───── TASK MATERIAL
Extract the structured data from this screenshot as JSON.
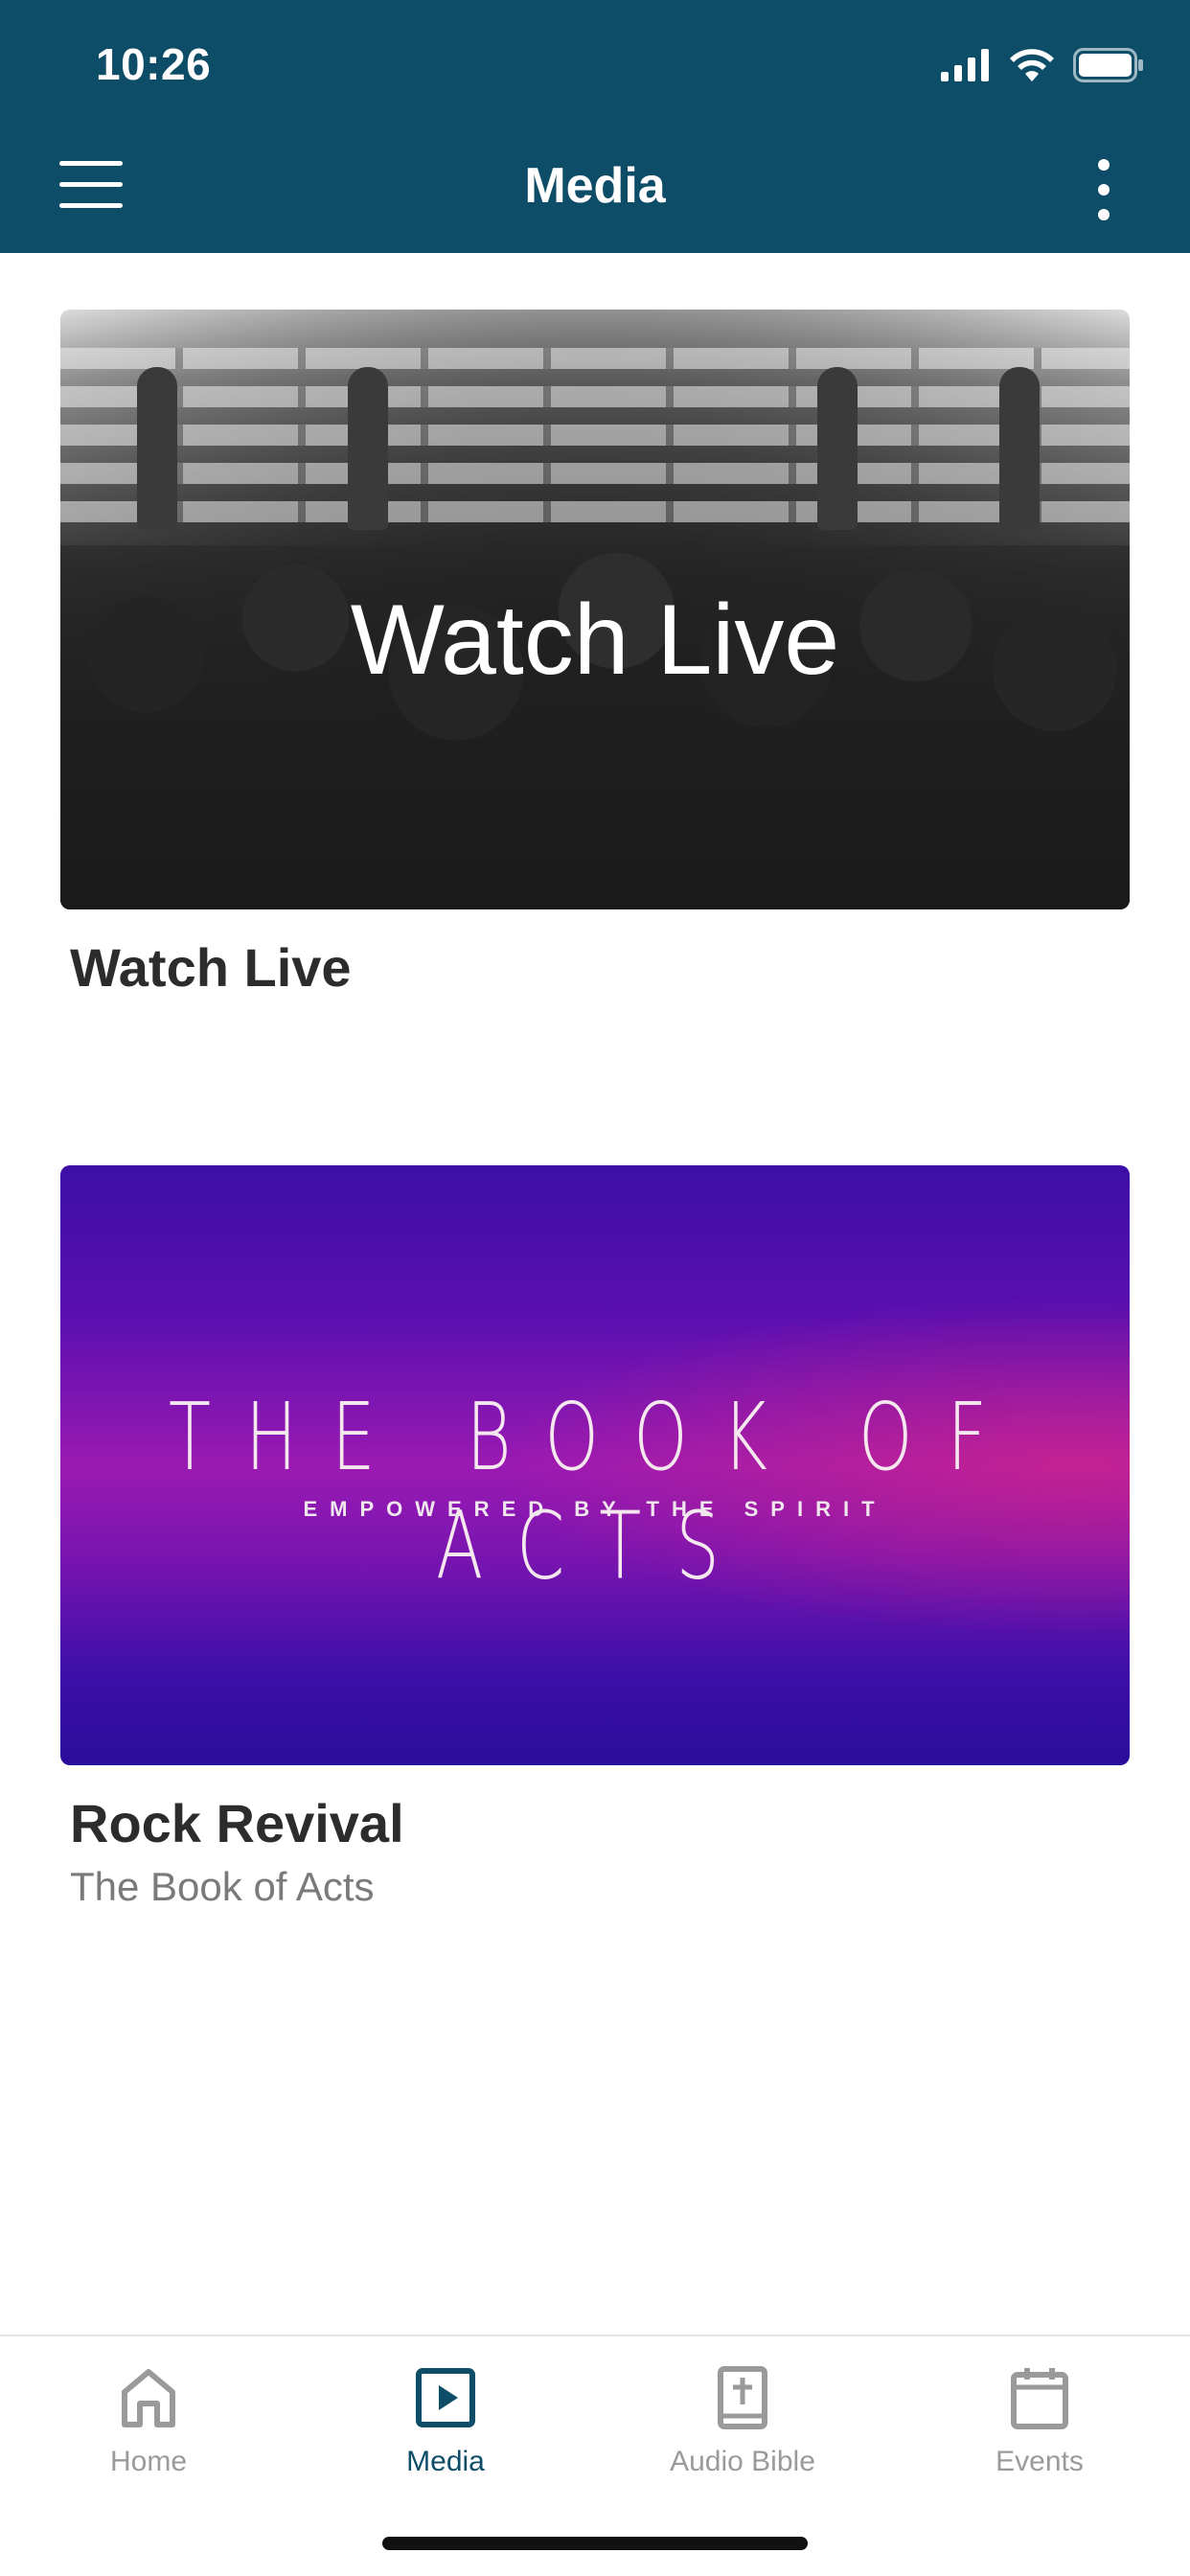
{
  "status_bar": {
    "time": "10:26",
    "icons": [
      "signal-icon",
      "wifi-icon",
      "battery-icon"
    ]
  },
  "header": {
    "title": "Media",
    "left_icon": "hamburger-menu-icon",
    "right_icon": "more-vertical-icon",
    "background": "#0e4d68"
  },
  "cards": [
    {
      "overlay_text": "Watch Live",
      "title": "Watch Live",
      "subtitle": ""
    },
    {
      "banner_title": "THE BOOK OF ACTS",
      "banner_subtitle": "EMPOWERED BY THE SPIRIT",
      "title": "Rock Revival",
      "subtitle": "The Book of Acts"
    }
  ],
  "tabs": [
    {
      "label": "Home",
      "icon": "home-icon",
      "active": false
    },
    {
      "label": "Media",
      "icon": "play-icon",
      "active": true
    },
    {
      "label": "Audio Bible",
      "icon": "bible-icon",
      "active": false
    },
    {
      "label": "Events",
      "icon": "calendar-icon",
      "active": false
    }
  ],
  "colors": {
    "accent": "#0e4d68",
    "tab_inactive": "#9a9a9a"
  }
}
──────────
## REQUIRED WORK
Copy the data word for word. Pictures do not go in the copy.

## TASK SOLUTION
Extract the structured data from this screenshot as JSON.
{
  "status_bar": {
    "time": "10:26",
    "icons": [
      "signal-icon",
      "wifi-icon",
      "battery-icon"
    ]
  },
  "header": {
    "title": "Media",
    "left_icon": "hamburger-menu-icon",
    "right_icon": "more-vertical-icon",
    "background": "#0e4d68"
  },
  "cards": [
    {
      "overlay_text": "Watch Live",
      "title": "Watch Live",
      "subtitle": ""
    },
    {
      "banner_title": "THE BOOK OF ACTS",
      "banner_subtitle": "EMPOWERED BY THE SPIRIT",
      "title": "Rock Revival",
      "subtitle": "The Book of Acts"
    }
  ],
  "tabs": [
    {
      "label": "Home",
      "icon": "home-icon",
      "active": false
    },
    {
      "label": "Media",
      "icon": "play-icon",
      "active": true
    },
    {
      "label": "Audio Bible",
      "icon": "bible-icon",
      "active": false
    },
    {
      "label": "Events",
      "icon": "calendar-icon",
      "active": false
    }
  ],
  "colors": {
    "accent": "#0e4d68",
    "tab_inactive": "#9a9a9a"
  }
}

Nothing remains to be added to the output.